> [GOAL] What's needed is an exact copy of the lines from the one that contains "Decode this image" to the end of the data below, leaving the pictures out.
--- Start INPUT ROWS ---
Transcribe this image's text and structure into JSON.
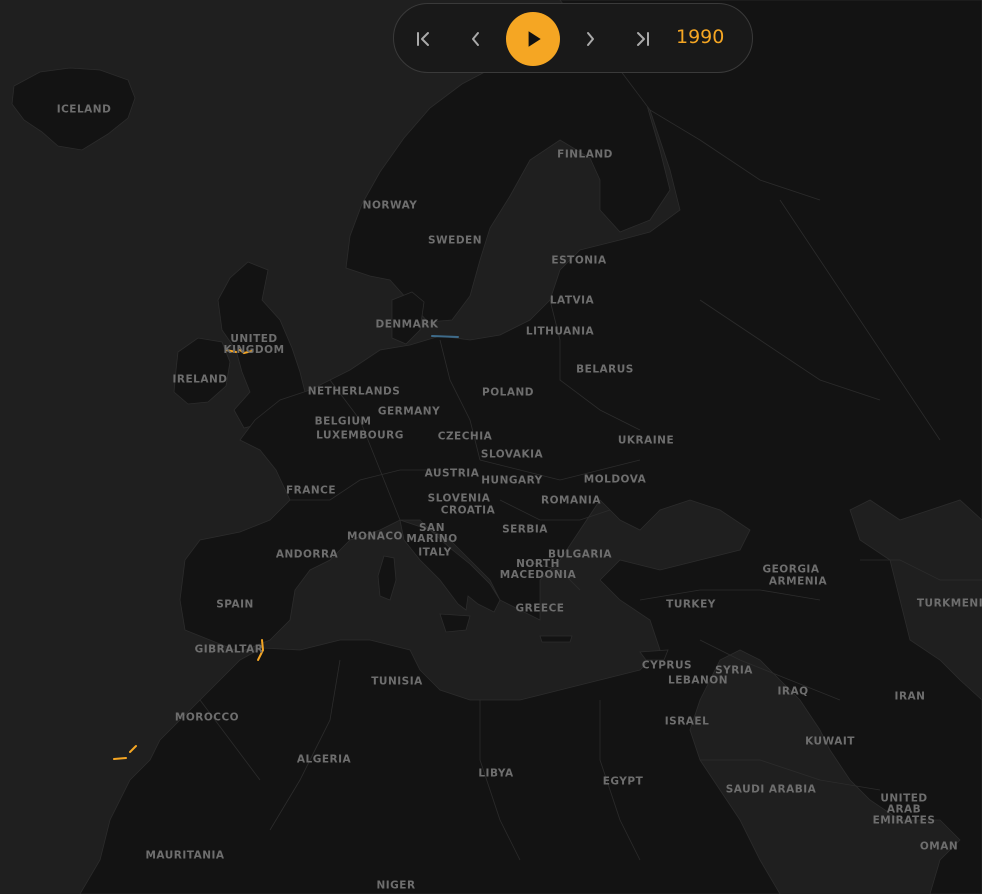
{
  "colors": {
    "sea": "#1f1f1f",
    "land": "#131313",
    "border": "#2c2c2c",
    "label": "#6e6e6e",
    "accent": "#f5a623",
    "line_blue": "#3e6b8a"
  },
  "player": {
    "first_icon": "skip-first-icon",
    "prev_icon": "chevron-left-icon",
    "play_icon": "play-icon",
    "next_icon": "chevron-right-icon",
    "last_icon": "skip-last-icon",
    "year": "1990"
  },
  "labels": {
    "iceland": "ICELAND",
    "finland": "FINLAND",
    "norway": "NORWAY",
    "sweden": "SWEDEN",
    "estonia": "ESTONIA",
    "latvia": "LATVIA",
    "lithuania": "LITHUANIA",
    "denmark": "DENMARK",
    "united_kingdom": "UNITED\nKINGDOM",
    "ireland": "IRELAND",
    "belarus": "BELARUS",
    "netherlands": "NETHERLANDS",
    "poland": "POLAND",
    "germany": "GERMANY",
    "belgium": "BELGIUM",
    "luxembourg": "LUXEMBOURG",
    "czechia": "CZECHIA",
    "ukraine": "UKRAINE",
    "slovakia": "SLOVAKIA",
    "austria": "AUSTRIA",
    "moldova": "MOLDOVA",
    "hungary": "HUNGARY",
    "france": "FRANCE",
    "slovenia": "SLOVENIA",
    "croatia": "CROATIA",
    "romania": "ROMANIA",
    "san_marino": "SAN\nMARINO",
    "serbia": "SERBIA",
    "monaco": "MONACO",
    "andorra": "ANDORRA",
    "italy": "ITALY",
    "bulgaria": "BULGARIA",
    "north_macedonia": "NORTH\nMACEDONIA",
    "georgia": "GEORGIA",
    "armenia": "ARMENIA",
    "spain": "SPAIN",
    "turkey": "TURKEY",
    "greece": "GREECE",
    "turkmenistan": "TURKMENI",
    "gibraltar": "GIBRALTAR",
    "cyprus": "CYPRUS",
    "syria": "SYRIA",
    "lebanon": "LEBANON",
    "tunisia": "TUNISIA",
    "iraq": "IRAQ",
    "iran": "IRAN",
    "morocco": "MOROCCO",
    "israel": "ISRAEL",
    "kuwait": "KUWAIT",
    "algeria": "ALGERIA",
    "libya": "LIBYA",
    "egypt": "EGYPT",
    "saudi_arabia": "SAUDI ARABIA",
    "uae": "UNITED\nARAB\nEMIRATES",
    "oman": "OMAN",
    "mauritania": "MAURITANIA",
    "niger": "NIGER"
  }
}
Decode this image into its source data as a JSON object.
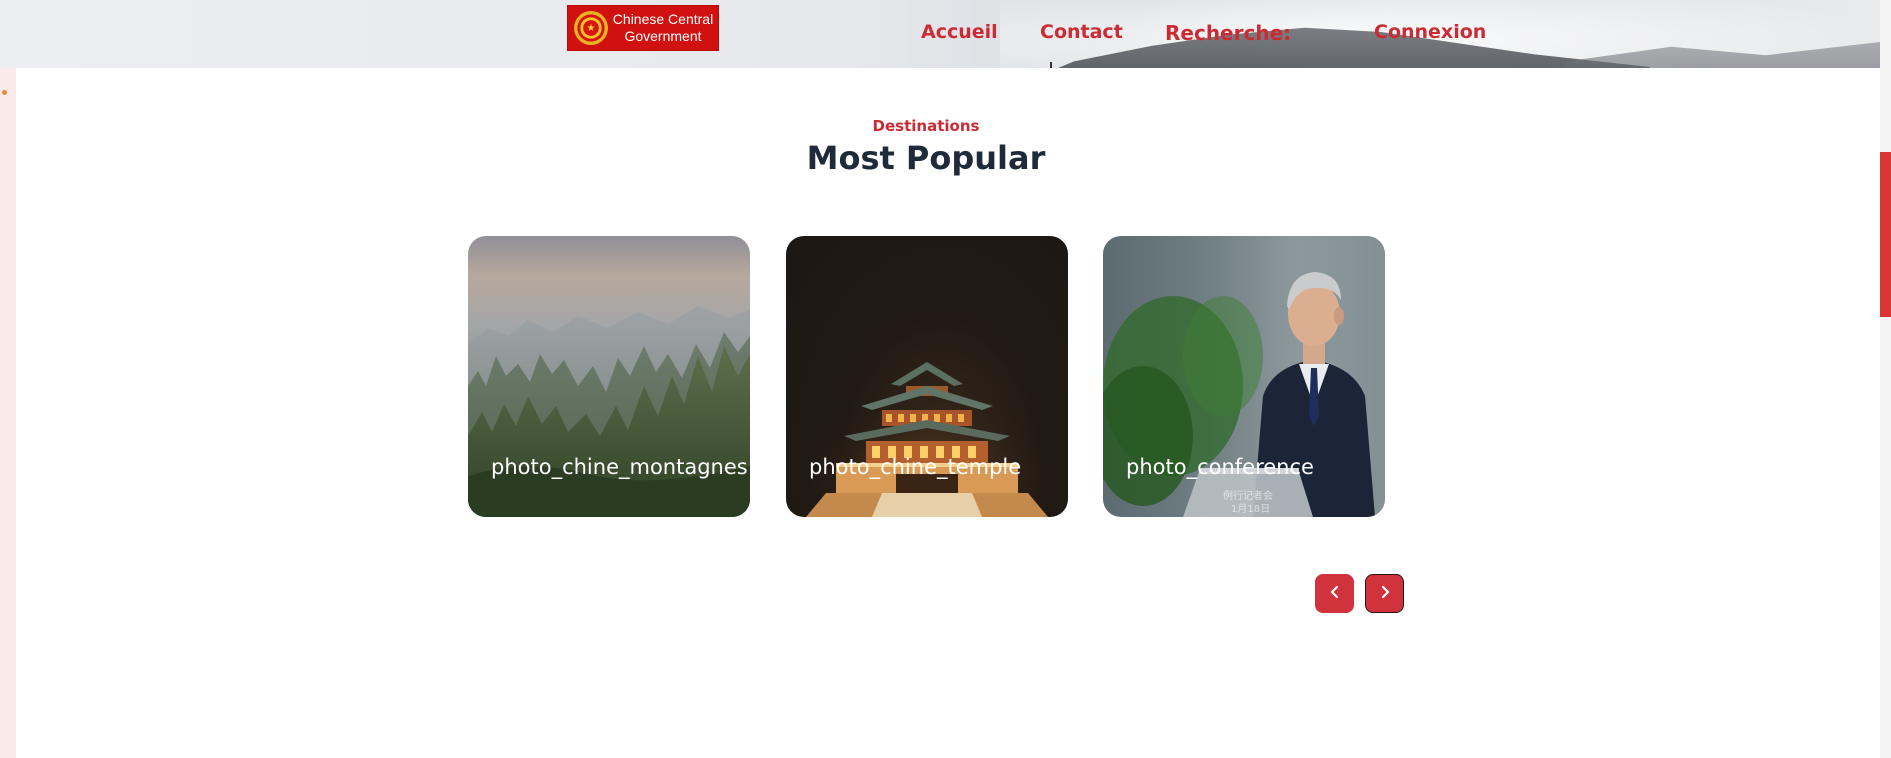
{
  "header": {
    "logo_text": "Chinese Central Government",
    "nav": {
      "accueil": "Accueil",
      "contact": "Contact",
      "recherche": "Recherche:",
      "connexion": "Connexion"
    }
  },
  "section": {
    "eyebrow": "Destinations",
    "title": "Most Popular"
  },
  "cards": [
    {
      "caption": "photo_chine_montagnes"
    },
    {
      "caption": "photo_chine_temple"
    },
    {
      "caption": "photo_conference"
    }
  ],
  "conference_overlay": {
    "line1": "例行记者会",
    "line2": "1月18日"
  },
  "carousel": {
    "prev_icon": "chevron-left-icon",
    "next_icon": "chevron-right-icon"
  },
  "colors": {
    "accent": "#cc2b33",
    "button": "#d0333b",
    "title": "#1f2b3a",
    "logo_bg": "#d0110f",
    "scrollbar": "#d93535"
  }
}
--- End INPUT ROWS ---
> [WORKED SOLUTION]
Decode this image into its source data as a JSON object.
{
  "header": {
    "logo_text": "Chinese Central Government",
    "nav": {
      "accueil": "Accueil",
      "contact": "Contact",
      "recherche": "Recherche:",
      "connexion": "Connexion"
    }
  },
  "section": {
    "eyebrow": "Destinations",
    "title": "Most Popular"
  },
  "cards": [
    {
      "caption": "photo_chine_montagnes"
    },
    {
      "caption": "photo_chine_temple"
    },
    {
      "caption": "photo_conference"
    }
  ],
  "conference_overlay": {
    "line1": "例行记者会",
    "line2": "1月18日"
  },
  "carousel": {
    "prev_icon": "chevron-left-icon",
    "next_icon": "chevron-right-icon"
  },
  "colors": {
    "accent": "#cc2b33",
    "button": "#d0333b",
    "title": "#1f2b3a",
    "logo_bg": "#d0110f",
    "scrollbar": "#d93535"
  }
}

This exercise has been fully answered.